**WHAT YOU ARE ASKED TO DO:**
Copy the records below exactly, leaving out every picture.

═══ DATA SHOWN

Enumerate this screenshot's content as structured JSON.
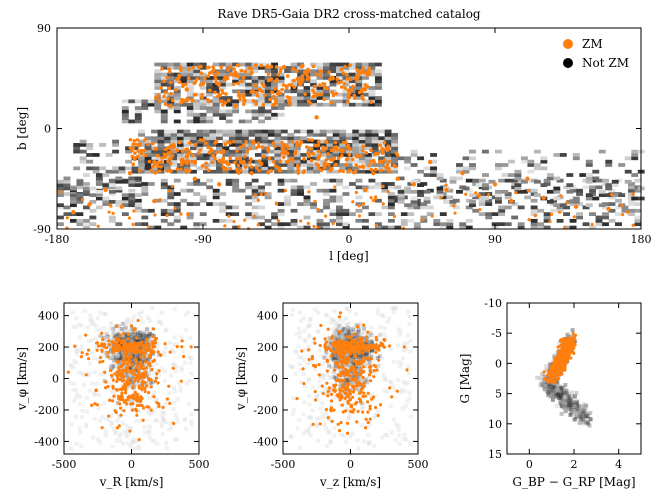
{
  "chart_data": [
    {
      "type": "scatter",
      "title": "Rave DR5-Gaia DR2 cross-matched catalog",
      "xlabel": "l [deg]",
      "ylabel": "b [deg]",
      "xlim": [
        -180,
        180
      ],
      "ylim": [
        -90,
        90
      ],
      "xticks": [
        "-180",
        "-90",
        "0",
        "90",
        "180"
      ],
      "yticks": [
        "90",
        "0",
        "-90"
      ],
      "legend": {
        "placement": "top-right",
        "entries": [
          {
            "name": "ZM",
            "color": "#ff7f0e"
          },
          {
            "name": "Not ZM",
            "color": "#000000"
          }
        ]
      },
      "background": "grayscale density of full catalog (Not ZM)",
      "series": [
        {
          "name": "ZM",
          "color": "#ff7f0e",
          "points": [
            [
              -150,
              -55
            ],
            [
              -135,
              -40
            ],
            [
              -120,
              -30
            ],
            [
              -110,
              -38
            ],
            [
              -100,
              -25
            ],
            [
              -95,
              -45
            ],
            [
              -85,
              -20
            ],
            [
              -80,
              30
            ],
            [
              -75,
              45
            ],
            [
              -70,
              20
            ],
            [
              -65,
              -30
            ],
            [
              -60,
              50
            ],
            [
              -55,
              35
            ],
            [
              -50,
              -18
            ],
            [
              -45,
              25
            ],
            [
              -40,
              55
            ],
            [
              -35,
              -28
            ],
            [
              -30,
              40
            ],
            [
              -25,
              -22
            ],
            [
              -20,
              30
            ],
            [
              -15,
              -35
            ],
            [
              -10,
              45
            ],
            [
              -5,
              -20
            ],
            [
              0,
              28
            ],
            [
              5,
              -25
            ],
            [
              10,
              35
            ],
            [
              15,
              -40
            ],
            [
              20,
              -30
            ],
            [
              30,
              -45
            ],
            [
              40,
              -50
            ],
            [
              60,
              -55
            ],
            [
              80,
              -60
            ],
            [
              100,
              -65
            ],
            [
              120,
              -62
            ],
            [
              140,
              -70
            ],
            [
              160,
              -72
            ],
            [
              -170,
              -75
            ],
            [
              -160,
              -68
            ],
            [
              -140,
              -70
            ],
            [
              -120,
              -65
            ],
            [
              -50,
              55
            ],
            [
              -70,
              50
            ],
            [
              -90,
              40
            ],
            [
              -100,
              35
            ],
            [
              -110,
              20
            ],
            [
              -60,
              -40
            ],
            [
              -40,
              -15
            ],
            [
              -20,
              10
            ],
            [
              -80,
              -50
            ],
            [
              10,
              -55
            ],
            [
              50,
              -30
            ],
            [
              70,
              -40
            ],
            [
              90,
              -50
            ],
            [
              110,
              -45
            ]
          ]
        }
      ]
    },
    {
      "type": "scatter",
      "xlabel": "v_R [km/s]",
      "ylabel": "v_φ [km/s]",
      "xlim": [
        -500,
        500
      ],
      "ylim": [
        -480,
        480
      ],
      "xticks": [
        "-500",
        "0",
        "500"
      ],
      "yticks": [
        "400",
        "200",
        "0",
        "-200",
        "-400"
      ],
      "series": [
        {
          "name": "ZM",
          "color": "#ff7f0e",
          "points": []
        }
      ]
    },
    {
      "type": "scatter",
      "xlabel": "v_z [km/s]",
      "ylabel": "v_φ [km/s]",
      "xlim": [
        -500,
        500
      ],
      "ylim": [
        -480,
        480
      ],
      "xticks": [
        "-500",
        "0",
        "500"
      ],
      "yticks": [
        "400",
        "200",
        "0",
        "-200",
        "-400"
      ],
      "series": [
        {
          "name": "ZM",
          "color": "#ff7f0e",
          "points": []
        }
      ]
    },
    {
      "type": "scatter",
      "xlabel": "G_BP − G_RP [Mag]",
      "ylabel": "G [Mag]",
      "xlim": [
        -1,
        5
      ],
      "ylim": [
        15,
        -10
      ],
      "xticks": [
        "0",
        "2",
        "4"
      ],
      "yticks": [
        "-10",
        "-5",
        "0",
        "5",
        "10",
        "15"
      ],
      "series": [
        {
          "name": "ZM",
          "color": "#ff7f0e",
          "points": []
        }
      ]
    }
  ]
}
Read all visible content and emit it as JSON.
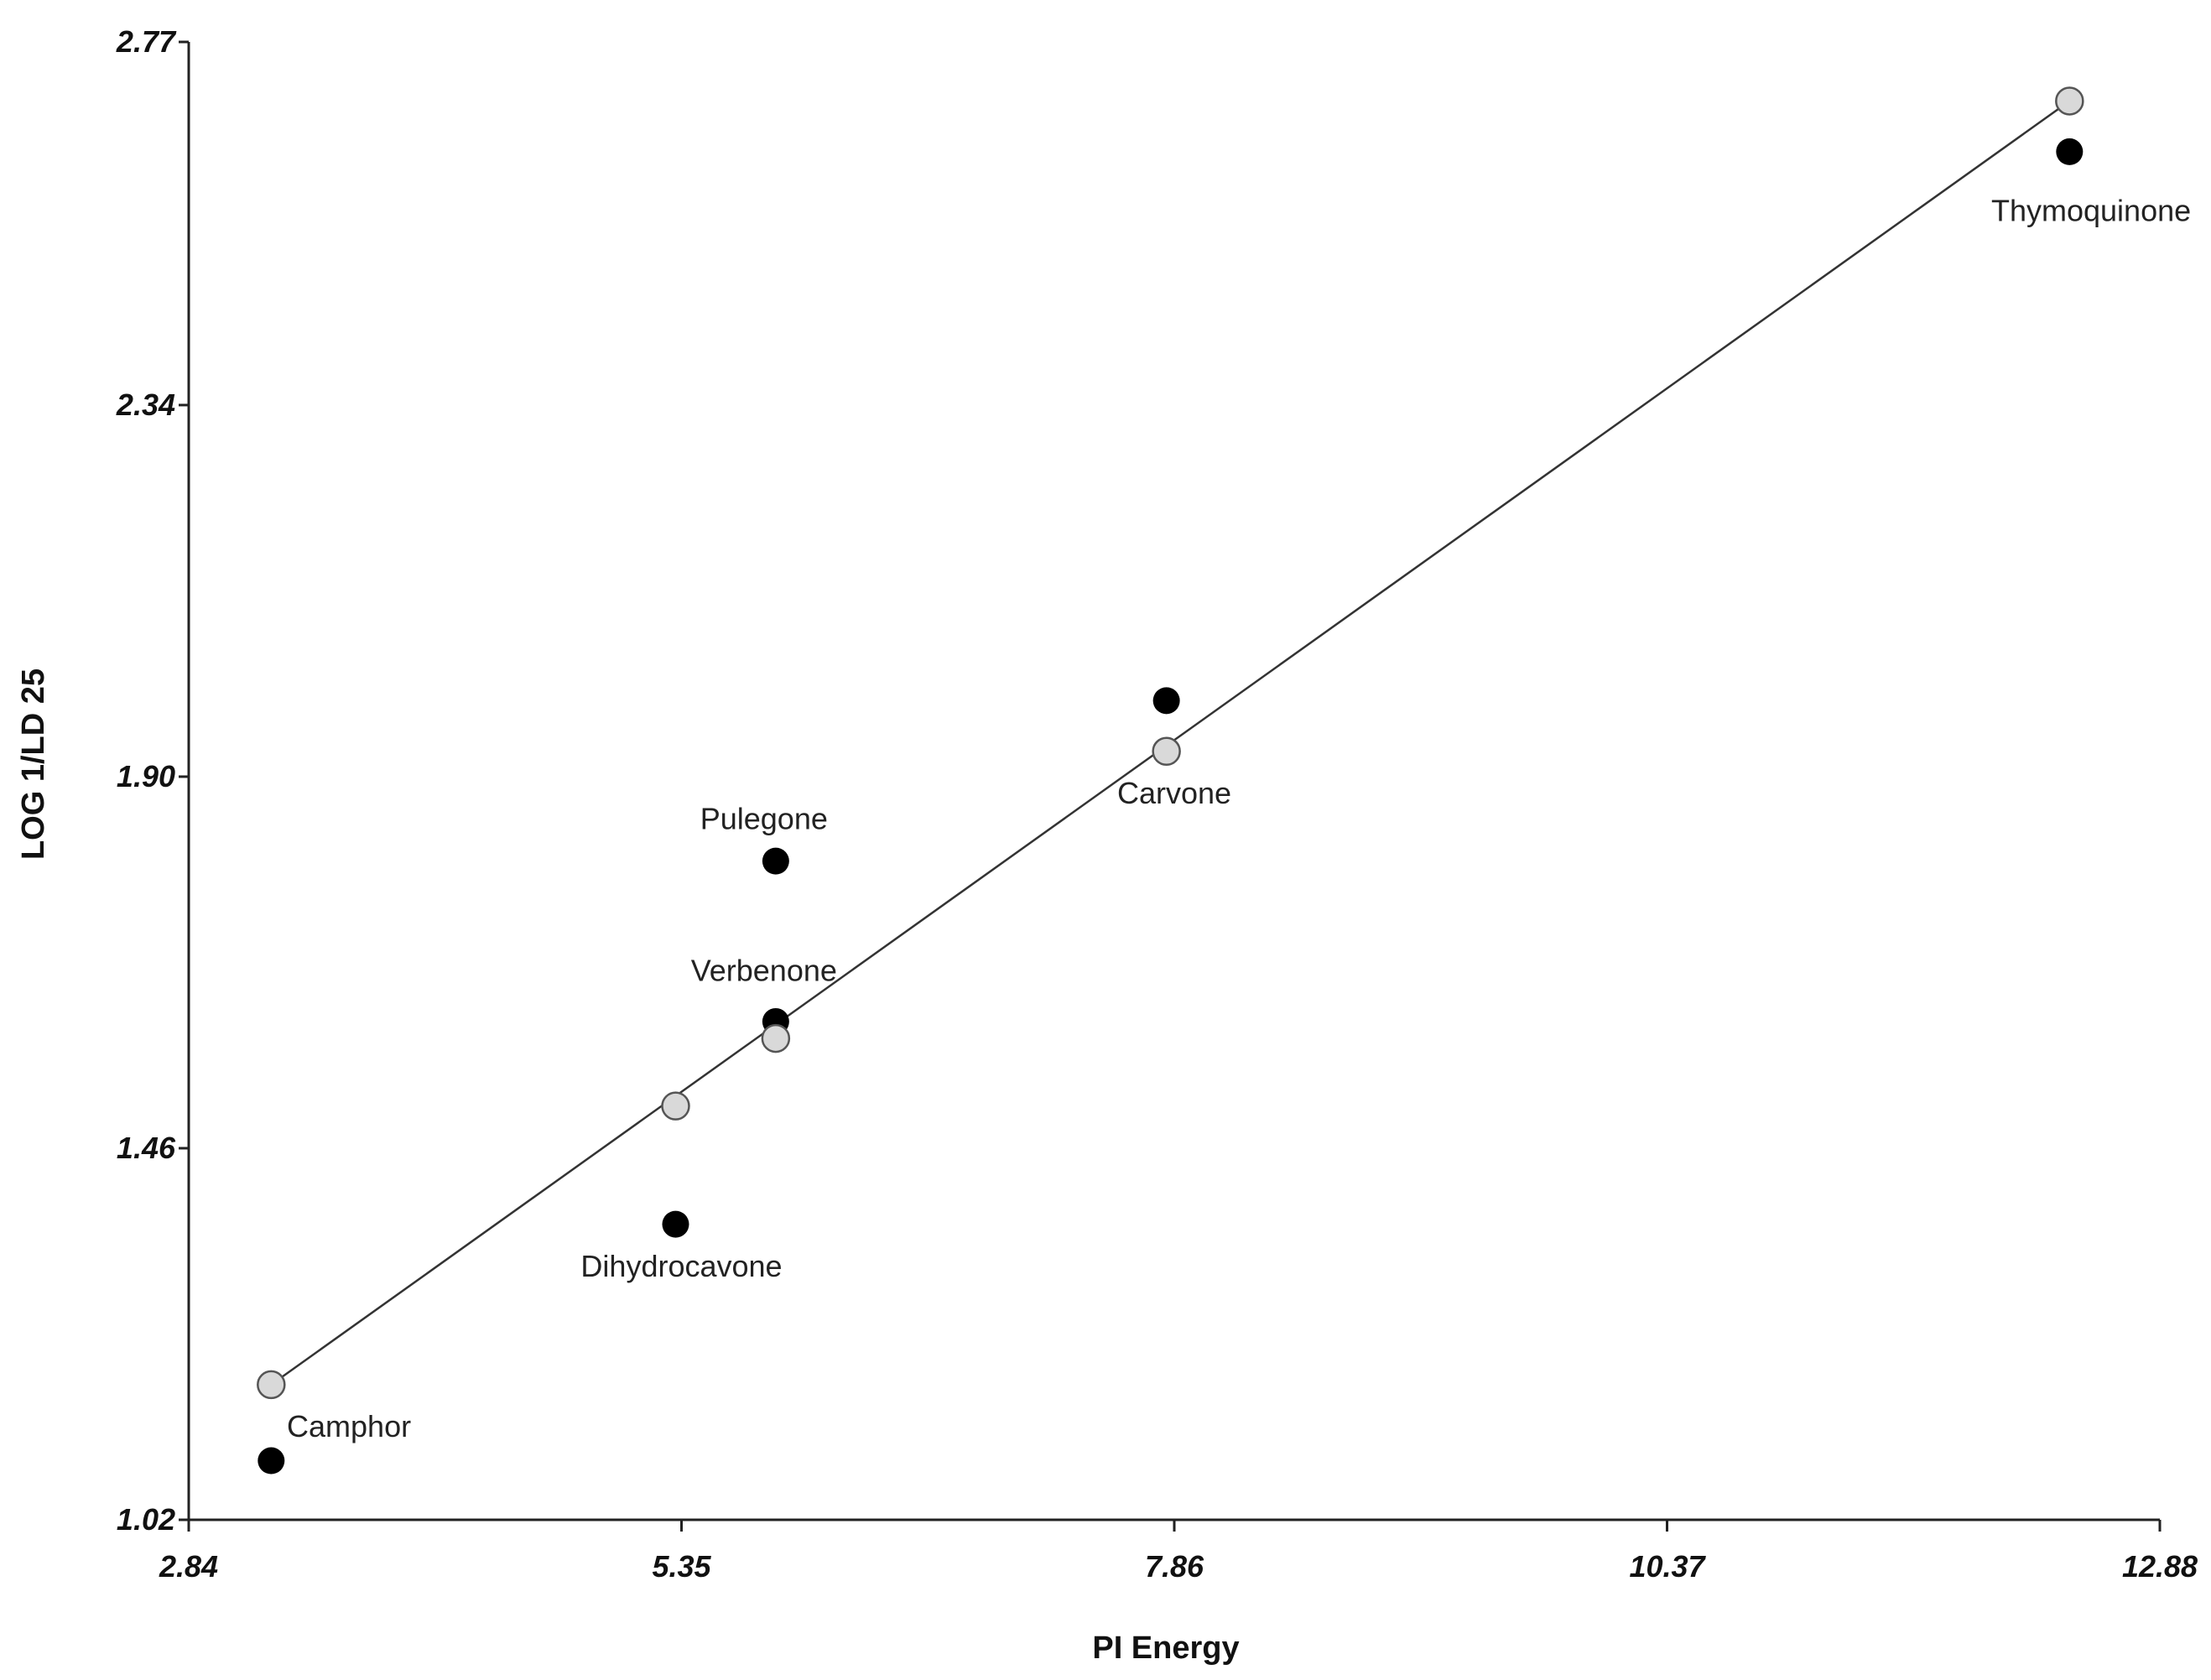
{
  "chart_data": {
    "type": "scatter",
    "title": "",
    "xlabel": "PI Energy",
    "ylabel": "LOG 1/LD 25",
    "xlim": [
      2.84,
      12.88
    ],
    "ylim": [
      1.02,
      2.77
    ],
    "xticks": [
      "2.84",
      "5.35",
      "7.86",
      "10.37",
      "12.88"
    ],
    "yticks": [
      "1.02",
      "1.46",
      "1.90",
      "2.34",
      "2.77"
    ],
    "grid": false,
    "legend": "none",
    "colors": {
      "observed": "#000000",
      "predicted": "#d9d9d9",
      "predicted_stroke": "#555555",
      "fit_line": "#333333",
      "axis": "#222222"
    },
    "series": [
      {
        "values": [
          {
            "label": "Camphor",
            "x": 3.26,
            "y": 1.09
          },
          {
            "label": "Dihydrocavone",
            "x": 5.32,
            "y": 1.37
          },
          {
            "label": "Verbenone",
            "x": 5.83,
            "y": 1.61
          },
          {
            "label": "Pulegone",
            "x": 5.83,
            "y": 1.8
          },
          {
            "label": "Carvone",
            "x": 7.82,
            "y": 1.99
          },
          {
            "label": "Thymoquinone",
            "x": 12.42,
            "y": 2.64
          }
        ]
      },
      {
        "values": [
          {
            "x": 3.26,
            "y": 1.18
          },
          {
            "x": 5.32,
            "y": 1.51
          },
          {
            "x": 5.83,
            "y": 1.59
          },
          {
            "x": 7.82,
            "y": 1.93
          },
          {
            "x": 12.42,
            "y": 2.7
          }
        ]
      }
    ],
    "fit_line": {
      "x": [
        3.26,
        12.42
      ],
      "y": [
        1.18,
        2.7
      ]
    },
    "annotations": [
      {
        "text": "Camphor",
        "x": 3.34,
        "y": 1.13,
        "anchor": "start"
      },
      {
        "text": "Dihydrocavone",
        "x": 5.35,
        "y": 1.32,
        "anchor": "middle"
      },
      {
        "text": "Verbenone",
        "x": 5.77,
        "y": 1.67,
        "anchor": "middle"
      },
      {
        "text": "Pulegone",
        "x": 5.77,
        "y": 1.85,
        "anchor": "middle"
      },
      {
        "text": "Carvone",
        "x": 7.86,
        "y": 1.88,
        "anchor": "middle"
      },
      {
        "text": "Thymoquinone",
        "x": 12.53,
        "y": 2.57,
        "anchor": "middle"
      }
    ]
  }
}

══════

**EXERCISE OUTPUT:**
Enumerate this screenshot's content as structured JSON.
{
  "chart_data": [
    {
      "type": "scatter",
      "title": "Rave DR5-Gaia DR2 cross-matched catalog",
      "xlabel": "l [deg]",
      "ylabel": "b [deg]",
      "xlim": [
        -180,
        180
      ],
      "ylim": [
        -90,
        90
      ],
      "xticks": [
        "-180",
        "-90",
        "0",
        "90",
        "180"
      ],
      "yticks": [
        "90",
        "0",
        "-90"
      ],
      "legend": {
        "placement": "top-right",
        "entries": [
          {
            "name": "ZM",
            "color": "#ff7f0e"
          },
          {
            "name": "Not ZM",
            "color": "#000000"
          }
        ]
      },
      "background": "grayscale density of full catalog (Not ZM)",
      "series": [
        {
          "name": "ZM",
          "color": "#ff7f0e",
          "points": [
            [
              -150,
              -55
            ],
            [
              -135,
              -40
            ],
            [
              -120,
              -30
            ],
            [
              -110,
              -38
            ],
            [
              -100,
              -25
            ],
            [
              -95,
              -45
            ],
            [
              -85,
              -20
            ],
            [
              -80,
              30
            ],
            [
              -75,
              45
            ],
            [
              -70,
              20
            ],
            [
              -65,
              -30
            ],
            [
              -60,
              50
            ],
            [
              -55,
              35
            ],
            [
              -50,
              -18
            ],
            [
              -45,
              25
            ],
            [
              -40,
              55
            ],
            [
              -35,
              -28
            ],
            [
              -30,
              40
            ],
            [
              -25,
              -22
            ],
            [
              -20,
              30
            ],
            [
              -15,
              -35
            ],
            [
              -10,
              45
            ],
            [
              -5,
              -20
            ],
            [
              0,
              28
            ],
            [
              5,
              -25
            ],
            [
              10,
              35
            ],
            [
              15,
              -40
            ],
            [
              20,
              -30
            ],
            [
              30,
              -45
            ],
            [
              40,
              -50
            ],
            [
              60,
              -55
            ],
            [
              80,
              -60
            ],
            [
              100,
              -65
            ],
            [
              120,
              -62
            ],
            [
              140,
              -70
            ],
            [
              160,
              -72
            ],
            [
              -170,
              -75
            ],
            [
              -160,
              -68
            ],
            [
              -140,
              -70
            ],
            [
              -120,
              -65
            ],
            [
              -50,
              55
            ],
            [
              -70,
              50
            ],
            [
              -90,
              40
            ],
            [
              -100,
              35
            ],
            [
              -110,
              20
            ],
            [
              -60,
              -40
            ],
            [
              -40,
              -15
            ],
            [
              -20,
              10
            ],
            [
              -80,
              -50
            ],
            [
              10,
              -55
            ],
            [
              50,
              -30
            ],
            [
              70,
              -40
            ],
            [
              90,
              -50
            ],
            [
              110,
              -45
            ]
          ]
        }
      ]
    },
    {
      "type": "scatter",
      "xlabel": "v_R [km/s]",
      "ylabel": "v_φ [km/s]",
      "xlim": [
        -500,
        500
      ],
      "ylim": [
        -480,
        480
      ],
      "xticks": [
        "-500",
        "0",
        "500"
      ],
      "yticks": [
        "400",
        "200",
        "0",
        "-200",
        "-400"
      ],
      "series": [
        {
          "name": "ZM",
          "color": "#ff7f0e",
          "points": []
        }
      ]
    },
    {
      "type": "scatter",
      "xlabel": "v_z [km/s]",
      "ylabel": "v_φ [km/s]",
      "xlim": [
        -500,
        500
      ],
      "ylim": [
        -480,
        480
      ],
      "xticks": [
        "-500",
        "0",
        "500"
      ],
      "yticks": [
        "400",
        "200",
        "0",
        "-200",
        "-400"
      ],
      "series": [
        {
          "name": "ZM",
          "color": "#ff7f0e",
          "points": []
        }
      ]
    },
    {
      "type": "scatter",
      "xlabel": "G_BP − G_RP [Mag]",
      "ylabel": "G [Mag]",
      "xlim": [
        -1,
        5
      ],
      "ylim": [
        15,
        -10
      ],
      "xticks": [
        "0",
        "2",
        "4"
      ],
      "yticks": [
        "-10",
        "-5",
        "0",
        "5",
        "10",
        "15"
      ],
      "series": [
        {
          "name": "ZM",
          "color": "#ff7f0e",
          "points": []
        }
      ]
    }
  ]
}
Read all visible content and emit it as JSON.
{
  "chart_data": {
    "type": "scatter",
    "title": "",
    "xlabel": "PI Energy",
    "ylabel": "LOG 1/LD 25",
    "xlim": [
      2.84,
      12.88
    ],
    "ylim": [
      1.02,
      2.77
    ],
    "xticks": [
      "2.84",
      "5.35",
      "7.86",
      "10.37",
      "12.88"
    ],
    "yticks": [
      "1.02",
      "1.46",
      "1.90",
      "2.34",
      "2.77"
    ],
    "grid": false,
    "legend": "none",
    "colors": {
      "observed": "#000000",
      "predicted": "#d9d9d9",
      "predicted_stroke": "#555555",
      "fit_line": "#333333",
      "axis": "#222222"
    },
    "series": [
      {
        "values": [
          {
            "label": "Camphor",
            "x": 3.26,
            "y": 1.09
          },
          {
            "label": "Dihydrocavone",
            "x": 5.32,
            "y": 1.37
          },
          {
            "label": "Verbenone",
            "x": 5.83,
            "y": 1.61
          },
          {
            "label": "Pulegone",
            "x": 5.83,
            "y": 1.8
          },
          {
            "label": "Carvone",
            "x": 7.82,
            "y": 1.99
          },
          {
            "label": "Thymoquinone",
            "x": 12.42,
            "y": 2.64
          }
        ]
      },
      {
        "values": [
          {
            "x": 3.26,
            "y": 1.18
          },
          {
            "x": 5.32,
            "y": 1.51
          },
          {
            "x": 5.83,
            "y": 1.59
          },
          {
            "x": 7.82,
            "y": 1.93
          },
          {
            "x": 12.42,
            "y": 2.7
          }
        ]
      }
    ],
    "fit_line": {
      "x": [
        3.26,
        12.42
      ],
      "y": [
        1.18,
        2.7
      ]
    },
    "annotations": [
      {
        "text": "Camphor",
        "x": 3.34,
        "y": 1.13,
        "anchor": "start"
      },
      {
        "text": "Dihydrocavone",
        "x": 5.35,
        "y": 1.32,
        "anchor": "middle"
      },
      {
        "text": "Verbenone",
        "x": 5.77,
        "y": 1.67,
        "anchor": "middle"
      },
      {
        "text": "Pulegone",
        "x": 5.77,
        "y": 1.85,
        "anchor": "middle"
      },
      {
        "text": "Carvone",
        "x": 7.86,
        "y": 1.88,
        "anchor": "middle"
      },
      {
        "text": "Thymoquinone",
        "x": 12.53,
        "y": 2.57,
        "anchor": "middle"
      }
    ]
  }
}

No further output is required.